**THE TASK**
Render each line of the entries below as a Markdown table with two columns, No. and Text, numbering the rows and skipping blank lines. Leave the pictures out of the table.

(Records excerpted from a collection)

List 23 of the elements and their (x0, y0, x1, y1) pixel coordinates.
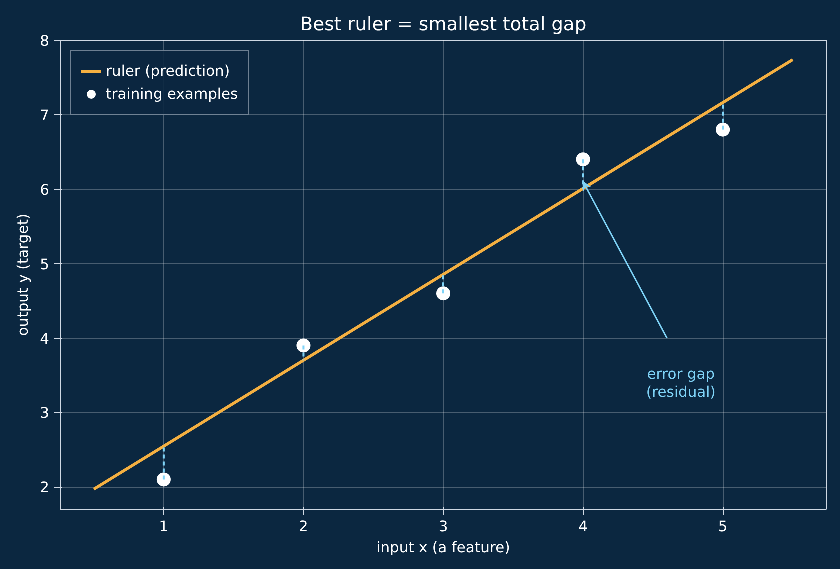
x-tick-label: 1 (159, 518, 169, 536)
x-axis-title: input x (a feature) (376, 540, 510, 556)
point (156, 472, 171, 487)
y-tick-label: 2 (40, 480, 50, 497)
y-tick-label: 4 (40, 330, 50, 348)
y-tick-label: 8 (40, 33, 50, 50)
x-tick-label: 5 (718, 518, 728, 536)
legend-label: ruler (prediction) (106, 62, 230, 80)
annotation: error gap (residual) (646, 366, 716, 401)
y-axis-title: output y (target) (15, 214, 32, 336)
x-tick-label: 3 (438, 518, 448, 536)
point (436, 286, 450, 301)
legend-label: training examples (106, 86, 238, 102)
y-tick-label: 7 (40, 107, 50, 124)
point (296, 338, 311, 353)
y-tick-label: 3 (40, 405, 50, 422)
y-tick-label: 5 (40, 256, 50, 274)
x-tick-label: 4 (578, 518, 588, 536)
chart-title: Best ruler = smallest total gap (300, 14, 587, 36)
x-tick-label: 2 (299, 518, 308, 536)
y-tick-label: 6 (40, 182, 50, 199)
point (716, 122, 730, 137)
point (576, 152, 590, 167)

**COMPLETED EXERCISE**
| No. | Text |
|---|---|
| 1 | List 23 of the elements and their (x0, y0, x1, y1) pixel coordinates. |
| 2 | x-tick-label: 1 (159, 518, 169, 536) |
| 3 | x-axis-title: input x (a feature) (376, 540, 510, 556) |
| 4 | point (156, 472, 171, 487) |
| 5 | y-tick-label: 2 (40, 480, 50, 497) |
| 6 | y-tick-label: 4 (40, 330, 50, 348) |
| 7 | y-tick-label: 8 (40, 33, 50, 50) |
| 8 | x-tick-label: 5 (718, 518, 728, 536) |
| 9 | legend-label: ruler (prediction) (106, 62, 230, 80) |
| 10 | annotation: error gap (residual) (646, 366, 716, 401) |
| 11 | y-axis-title: output y (target) (15, 214, 32, 336) |
| 12 | x-tick-label: 3 (438, 518, 448, 536) |
| 13 | point (436, 286, 450, 301) |
| 14 | legend-label: training examples (106, 86, 238, 102) |
| 15 | y-tick-label: 7 (40, 107, 50, 124) |
| 16 | point (296, 338, 311, 353) |
| 17 | y-tick-label: 3 (40, 405, 50, 422) |
| 18 | y-tick-label: 5 (40, 256, 50, 274) |
| 19 | x-tick-label: 4 (578, 518, 588, 536) |
| 20 | chart-title: Best ruler = smallest total gap (300, 14, 587, 36) |
| 21 | x-tick-label: 2 (299, 518, 308, 536) |
| 22 | y-tick-label: 6 (40, 182, 50, 199) |
| 23 | point (716, 122, 730, 137) |
| 24 | point (576, 152, 590, 167) |